Source passage
For those who don’t know the movie (you don’t know??), in T2, an advanced cybernetic robot (the T-1000) is sent back in time from a post-apocalyptic future to kill John Connor, future leader of the resistance who is waging war against Skynet – the self-aware Ai that is bent on the annihilation of humanity. However, future-John sent back a reprogrammed T-800 (played by Arnold Schwarzenegger) to protect young John. The movie follows John and the T-800 outrunning the T-1000 and rescuing John’s mom Sarah (who battled an evil version of the T-800 in the first movie) from a mental institution. The three of them team up to outrun the T-1000 as they try to stop the impending apocalypse from happening. 

In the movie, Sarah Connor’s initial distrust of the T-800 evolves into a collaboration born out of necessity. The characters recognize that combining their unique strengths is essential to achieve their shared goal of preventing the annihilation of humanity.  

So, only by working with Ai were humans able to change their fate and avoid Judgement Day.  

Similarly, artists should view generative AI as an ally rather than foe to avoid their descent into obsoletion. We can draw parallels between the collaborative relationship between Sarah Connor, John Connor, and the T-800 and the collaborative potential between artists and generative Ai in the realm of art.

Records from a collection
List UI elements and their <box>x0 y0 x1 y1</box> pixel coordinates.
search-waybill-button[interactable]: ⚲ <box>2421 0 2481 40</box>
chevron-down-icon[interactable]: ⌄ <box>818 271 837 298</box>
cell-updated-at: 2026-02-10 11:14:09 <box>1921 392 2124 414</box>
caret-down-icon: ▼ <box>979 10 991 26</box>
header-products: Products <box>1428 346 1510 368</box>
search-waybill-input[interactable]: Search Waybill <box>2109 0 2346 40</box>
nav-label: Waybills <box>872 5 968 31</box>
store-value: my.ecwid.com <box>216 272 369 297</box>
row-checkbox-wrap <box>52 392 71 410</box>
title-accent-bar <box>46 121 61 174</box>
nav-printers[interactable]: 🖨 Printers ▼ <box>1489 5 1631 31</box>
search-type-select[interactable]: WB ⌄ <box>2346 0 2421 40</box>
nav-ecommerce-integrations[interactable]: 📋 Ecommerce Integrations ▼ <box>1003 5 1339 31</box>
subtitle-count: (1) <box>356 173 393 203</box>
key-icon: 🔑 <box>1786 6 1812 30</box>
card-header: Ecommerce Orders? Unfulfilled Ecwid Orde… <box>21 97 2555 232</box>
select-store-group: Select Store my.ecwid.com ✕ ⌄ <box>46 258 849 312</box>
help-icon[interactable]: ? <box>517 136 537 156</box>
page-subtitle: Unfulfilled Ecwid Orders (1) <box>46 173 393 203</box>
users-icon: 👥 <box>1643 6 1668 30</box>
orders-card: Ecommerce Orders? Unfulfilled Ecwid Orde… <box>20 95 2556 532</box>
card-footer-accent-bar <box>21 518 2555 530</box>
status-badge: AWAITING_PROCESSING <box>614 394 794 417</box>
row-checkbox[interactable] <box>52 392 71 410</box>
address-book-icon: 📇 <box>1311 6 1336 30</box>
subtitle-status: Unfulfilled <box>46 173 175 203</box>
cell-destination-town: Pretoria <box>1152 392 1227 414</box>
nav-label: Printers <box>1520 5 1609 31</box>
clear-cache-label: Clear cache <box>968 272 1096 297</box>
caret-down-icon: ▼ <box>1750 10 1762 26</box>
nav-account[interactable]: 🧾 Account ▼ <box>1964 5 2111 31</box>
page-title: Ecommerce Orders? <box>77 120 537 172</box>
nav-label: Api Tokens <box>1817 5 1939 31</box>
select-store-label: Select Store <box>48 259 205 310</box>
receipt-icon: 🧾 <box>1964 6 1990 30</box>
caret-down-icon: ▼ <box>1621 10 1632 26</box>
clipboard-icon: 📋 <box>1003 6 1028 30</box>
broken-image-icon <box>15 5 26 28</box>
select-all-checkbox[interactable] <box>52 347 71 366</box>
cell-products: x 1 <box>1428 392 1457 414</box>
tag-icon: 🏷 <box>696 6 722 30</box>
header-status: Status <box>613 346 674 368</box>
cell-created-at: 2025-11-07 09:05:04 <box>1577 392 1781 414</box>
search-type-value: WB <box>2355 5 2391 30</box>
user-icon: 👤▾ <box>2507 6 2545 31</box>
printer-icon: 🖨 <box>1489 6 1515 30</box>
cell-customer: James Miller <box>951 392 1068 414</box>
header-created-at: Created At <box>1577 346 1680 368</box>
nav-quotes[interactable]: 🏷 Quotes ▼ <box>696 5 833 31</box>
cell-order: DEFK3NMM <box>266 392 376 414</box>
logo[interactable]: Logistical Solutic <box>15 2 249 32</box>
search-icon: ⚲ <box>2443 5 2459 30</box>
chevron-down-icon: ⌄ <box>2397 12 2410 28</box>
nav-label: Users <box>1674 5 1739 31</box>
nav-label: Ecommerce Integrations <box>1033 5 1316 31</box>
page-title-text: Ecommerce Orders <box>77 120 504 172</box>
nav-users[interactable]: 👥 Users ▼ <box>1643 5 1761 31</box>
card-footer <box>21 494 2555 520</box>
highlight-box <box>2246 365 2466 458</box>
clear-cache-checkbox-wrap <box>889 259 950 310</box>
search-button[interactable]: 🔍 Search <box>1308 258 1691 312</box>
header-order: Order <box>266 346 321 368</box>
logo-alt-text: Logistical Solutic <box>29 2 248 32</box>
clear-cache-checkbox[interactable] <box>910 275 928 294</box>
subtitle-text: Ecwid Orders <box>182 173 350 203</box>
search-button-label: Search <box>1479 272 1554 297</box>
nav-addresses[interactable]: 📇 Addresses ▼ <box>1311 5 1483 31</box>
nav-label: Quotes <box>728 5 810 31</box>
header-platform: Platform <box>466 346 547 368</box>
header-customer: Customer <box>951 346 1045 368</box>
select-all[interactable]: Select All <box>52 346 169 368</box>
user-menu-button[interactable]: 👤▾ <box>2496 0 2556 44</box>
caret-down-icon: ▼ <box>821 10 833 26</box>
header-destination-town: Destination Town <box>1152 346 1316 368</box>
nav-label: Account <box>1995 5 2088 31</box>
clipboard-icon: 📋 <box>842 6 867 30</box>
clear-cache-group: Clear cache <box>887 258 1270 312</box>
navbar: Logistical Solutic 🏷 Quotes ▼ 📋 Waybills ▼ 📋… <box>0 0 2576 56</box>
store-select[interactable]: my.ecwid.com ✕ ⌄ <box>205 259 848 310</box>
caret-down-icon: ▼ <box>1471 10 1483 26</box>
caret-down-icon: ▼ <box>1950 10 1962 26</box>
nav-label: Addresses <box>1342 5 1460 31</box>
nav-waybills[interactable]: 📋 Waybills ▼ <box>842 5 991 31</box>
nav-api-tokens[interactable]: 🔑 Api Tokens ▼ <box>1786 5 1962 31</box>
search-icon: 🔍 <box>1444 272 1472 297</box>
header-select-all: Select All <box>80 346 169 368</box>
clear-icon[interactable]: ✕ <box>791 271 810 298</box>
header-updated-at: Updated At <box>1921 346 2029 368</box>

Problem set
1 > Duplicate the passage on the Terminator 2 comparison from "Similarly, artists should" up to and including "realm of art.".
2 > Answer these questions using the passage on the Terminator 2 comparison:
(a) Who plays the reprogrammed T-800?
(b) From what place do John and the T-800 rescue Sarah?
(c) How should artists view generative AI, according to the passage?
The entries have nothing to do with what is asked here.

Solution set
1 >
Similarly, artists should view generative AI as an ally rather than foe to avoid their descent into obsoletion. We can draw parallels between the collaborative relationship between Sarah Connor, John Connor, and the T-800 and the collaborative potential between artists and generative Ai in the realm of art.

2 >
(a) Arnold Schwarzenegger
(b) A mental institution
(c) As an ally rather than a foe